• **The exercise**: From the listing that follows, extract every line and set it down unaltered.

[Begin Material for this task]

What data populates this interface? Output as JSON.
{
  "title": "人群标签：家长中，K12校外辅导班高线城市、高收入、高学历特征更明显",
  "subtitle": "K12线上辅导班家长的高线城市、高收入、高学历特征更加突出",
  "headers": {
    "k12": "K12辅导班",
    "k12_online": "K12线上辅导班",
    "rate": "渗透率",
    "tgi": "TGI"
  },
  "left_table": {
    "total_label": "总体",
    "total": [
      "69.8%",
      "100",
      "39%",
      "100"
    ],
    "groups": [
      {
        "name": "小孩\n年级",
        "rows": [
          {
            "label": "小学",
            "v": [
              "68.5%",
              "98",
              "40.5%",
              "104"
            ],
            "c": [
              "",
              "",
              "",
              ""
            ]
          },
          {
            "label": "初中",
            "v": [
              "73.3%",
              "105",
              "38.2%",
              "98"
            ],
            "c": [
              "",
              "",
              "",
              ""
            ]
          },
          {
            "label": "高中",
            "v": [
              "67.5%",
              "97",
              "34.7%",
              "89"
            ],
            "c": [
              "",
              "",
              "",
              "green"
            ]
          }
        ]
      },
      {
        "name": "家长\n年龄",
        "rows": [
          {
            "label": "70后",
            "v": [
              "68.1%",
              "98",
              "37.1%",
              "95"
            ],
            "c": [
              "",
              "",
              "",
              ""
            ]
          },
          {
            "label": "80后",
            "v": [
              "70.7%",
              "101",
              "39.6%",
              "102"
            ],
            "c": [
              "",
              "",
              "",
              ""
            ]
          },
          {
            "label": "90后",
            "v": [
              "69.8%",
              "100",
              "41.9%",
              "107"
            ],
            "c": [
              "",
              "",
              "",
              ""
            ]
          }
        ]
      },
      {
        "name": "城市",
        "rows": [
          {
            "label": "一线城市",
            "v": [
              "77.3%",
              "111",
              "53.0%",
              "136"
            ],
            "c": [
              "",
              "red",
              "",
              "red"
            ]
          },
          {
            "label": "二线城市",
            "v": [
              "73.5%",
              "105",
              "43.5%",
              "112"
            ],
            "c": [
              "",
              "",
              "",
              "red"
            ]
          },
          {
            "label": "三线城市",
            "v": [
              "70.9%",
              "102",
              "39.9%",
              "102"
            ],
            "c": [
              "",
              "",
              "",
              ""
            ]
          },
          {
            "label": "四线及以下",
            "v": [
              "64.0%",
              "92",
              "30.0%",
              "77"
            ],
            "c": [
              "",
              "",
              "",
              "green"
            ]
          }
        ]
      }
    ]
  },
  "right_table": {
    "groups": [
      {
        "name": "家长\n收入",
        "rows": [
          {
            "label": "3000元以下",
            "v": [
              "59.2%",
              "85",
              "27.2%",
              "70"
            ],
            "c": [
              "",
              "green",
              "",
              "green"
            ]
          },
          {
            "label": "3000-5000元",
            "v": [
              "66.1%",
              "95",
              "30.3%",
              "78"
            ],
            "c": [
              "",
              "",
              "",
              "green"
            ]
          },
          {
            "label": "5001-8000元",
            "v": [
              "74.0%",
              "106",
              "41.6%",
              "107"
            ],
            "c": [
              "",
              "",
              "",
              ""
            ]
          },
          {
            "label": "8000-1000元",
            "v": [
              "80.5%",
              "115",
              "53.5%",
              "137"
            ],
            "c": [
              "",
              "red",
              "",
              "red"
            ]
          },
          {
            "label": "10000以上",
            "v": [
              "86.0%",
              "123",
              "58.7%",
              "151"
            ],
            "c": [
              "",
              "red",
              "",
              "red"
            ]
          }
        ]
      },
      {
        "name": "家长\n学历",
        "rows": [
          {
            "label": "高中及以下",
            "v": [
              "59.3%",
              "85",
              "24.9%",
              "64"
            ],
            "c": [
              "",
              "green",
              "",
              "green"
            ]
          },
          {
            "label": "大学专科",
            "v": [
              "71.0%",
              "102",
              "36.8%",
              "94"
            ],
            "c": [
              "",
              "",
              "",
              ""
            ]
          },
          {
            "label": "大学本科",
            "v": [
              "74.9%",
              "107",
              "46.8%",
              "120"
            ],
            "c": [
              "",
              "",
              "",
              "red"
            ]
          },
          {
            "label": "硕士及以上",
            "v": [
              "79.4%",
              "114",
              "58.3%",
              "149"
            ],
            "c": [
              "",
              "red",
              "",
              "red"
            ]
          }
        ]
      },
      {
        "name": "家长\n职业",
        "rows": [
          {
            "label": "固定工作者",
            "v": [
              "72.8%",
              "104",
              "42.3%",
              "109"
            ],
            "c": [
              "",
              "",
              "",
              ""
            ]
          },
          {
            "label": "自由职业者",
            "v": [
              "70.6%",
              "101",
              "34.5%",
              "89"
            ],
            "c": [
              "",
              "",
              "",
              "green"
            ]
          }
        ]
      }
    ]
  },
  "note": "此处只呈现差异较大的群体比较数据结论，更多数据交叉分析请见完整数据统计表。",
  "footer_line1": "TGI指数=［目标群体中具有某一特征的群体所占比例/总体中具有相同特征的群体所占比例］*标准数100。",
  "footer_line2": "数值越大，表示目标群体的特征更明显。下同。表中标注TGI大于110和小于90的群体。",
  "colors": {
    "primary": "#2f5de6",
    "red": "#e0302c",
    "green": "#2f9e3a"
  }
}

[End Material for this task]

• **Correct result**:
What data populates this interface? Output as JSON.
{
  "title": "人群标签：家长中，K12校外辅导班高线城市、高收入、高学历特征更明显",
  "subtitle": "K12线上辅导班家长的高线城市、高收入、高学历特征更加突出",
  "headers": {
    "k12": "K12辅导班",
    "k12_online": "K12线上辅导班",
    "rate": "渗透率",
    "tgi": "TGI"
  },
  "left_table": {
    "total_label": "总体",
    "total": [
      "69.8%",
      "100",
      "39%",
      "100"
    ],
    "groups": [
      {
        "name": "小孩\n年级",
        "rows": [
          {
            "label": "小学",
            "v": [
              "68.5%",
              "98",
              "40.5%",
              "104"
            ],
            "c": [
              "",
              "",
              "",
              ""
            ]
          },
          {
            "label": "初中",
            "v": [
              "73.3%",
              "105",
              "38.2%",
              "98"
            ],
            "c": [
              "",
              "",
              "",
              ""
            ]
          },
          {
            "label": "高中",
            "v": [
              "67.5%",
              "97",
              "34.7%",
              "89"
            ],
            "c": [
              "",
              "",
              "",
              "green"
            ]
          }
        ]
      },
      {
        "name": "家长\n年龄",
        "rows": [
          {
            "label": "70后",
            "v": [
              "68.1%",
              "98",
              "37.1%",
              "95"
            ],
            "c": [
              "",
              "",
              "",
              ""
            ]
          },
          {
            "label": "80后",
            "v": [
              "70.7%",
              "101",
              "39.6%",
              "102"
            ],
            "c": [
              "",
              "",
              "",
              ""
            ]
          },
          {
            "label": "90后",
            "v": [
              "69.8%",
              "100",
              "41.9%",
              "107"
            ],
            "c": [
              "",
              "",
              "",
              ""
            ]
          }
        ]
      },
      {
        "name": "城市",
        "rows": [
          {
            "label": "一线城市",
            "v": [
              "77.3%",
              "111",
              "53.0%",
              "136"
            ],
            "c": [
              "",
              "red",
              "",
              "red"
            ]
          },
          {
            "label": "二线城市",
            "v": [
              "73.5%",
              "105",
              "43.5%",
              "112"
            ],
            "c": [
              "",
              "",
              "",
              "red"
            ]
          },
          {
            "label": "三线城市",
            "v": [
              "70.9%",
              "102",
              "39.9%",
              "102"
            ],
            "c": [
              "",
              "",
              "",
              ""
            ]
          },
          {
            "label": "四线及以下",
            "v": [
              "64.0%",
              "92",
              "30.0%",
              "77"
            ],
            "c": [
              "",
              "",
              "",
              "green"
            ]
          }
        ]
      }
    ]
  },
  "right_table": {
    "groups": [
      {
        "name": "家长\n收入",
        "rows": [
          {
            "label": "3000元以下",
            "v": [
              "59.2%",
              "85",
              "27.2%",
              "70"
            ],
            "c": [
              "",
              "green",
              "",
              "green"
            ]
          },
          {
            "label": "3000-5000元",
            "v": [
              "66.1%",
              "95",
              "30.3%",
              "78"
            ],
            "c": [
              "",
              "",
              "",
              "green"
            ]
          },
          {
            "label": "5001-8000元",
            "v": [
              "74.0%",
              "106",
              "41.6%",
              "107"
            ],
            "c": [
              "",
              "",
              "",
              ""
            ]
          },
          {
            "label": "8000-1000元",
            "v": [
              "80.5%",
              "115",
              "53.5%",
              "137"
            ],
            "c": [
              "",
              "red",
              "",
              "red"
            ]
          },
          {
            "label": "10000以上",
            "v": [
              "86.0%",
              "123",
              "58.7%",
              "151"
            ],
            "c": [
              "",
              "red",
              "",
              "red"
            ]
          }
        ]
      },
      {
        "name": "家长\n学历",
        "rows": [
          {
            "label": "高中及以下",
            "v": [
              "59.3%",
              "85",
              "24.9%",
              "64"
            ],
            "c": [
              "",
              "green",
              "",
              "green"
            ]
          },
          {
            "label": "大学专科",
            "v": [
              "71.0%",
              "102",
              "36.8%",
              "94"
            ],
            "c": [
              "",
              "",
              "",
              ""
            ]
          },
          {
            "label": "大学本科",
            "v": [
              "74.9%",
              "107",
              "46.8%",
              "120"
            ],
            "c": [
              "",
              "",
              "",
              "red"
            ]
          },
          {
            "label": "硕士及以上",
            "v": [
              "79.4%",
              "114",
              "58.3%",
              "149"
            ],
            "c": [
              "",
              "red",
              "",
              "red"
            ]
          }
        ]
      },
      {
        "name": "家长\n职业",
        "rows": [
          {
            "label": "固定工作者",
            "v": [
              "72.8%",
              "104",
              "42.3%",
              "109"
            ],
            "c": [
              "",
              "",
              "",
              ""
            ]
          },
          {
            "label": "自由职业者",
            "v": [
              "70.6%",
              "101",
              "34.5%",
              "89"
            ],
            "c": [
              "",
              "",
              "",
              "green"
            ]
          }
        ]
      }
    ]
  },
  "note": "此处只呈现差异较大的群体比较数据结论，更多数据交叉分析请见完整数据统计表。",
  "footer_line1": "TGI指数=［目标群体中具有某一特征的群体所占比例/总体中具有相同特征的群体所占比例］*标准数100。",
  "footer_line2": "数值越大，表示目标群体的特征更明显。下同。表中标注TGI大于110和小于90的群体。",
  "colors": {
    "primary": "#2f5de6",
    "red": "#e0302c",
    "green": "#2f9e3a"
  }
}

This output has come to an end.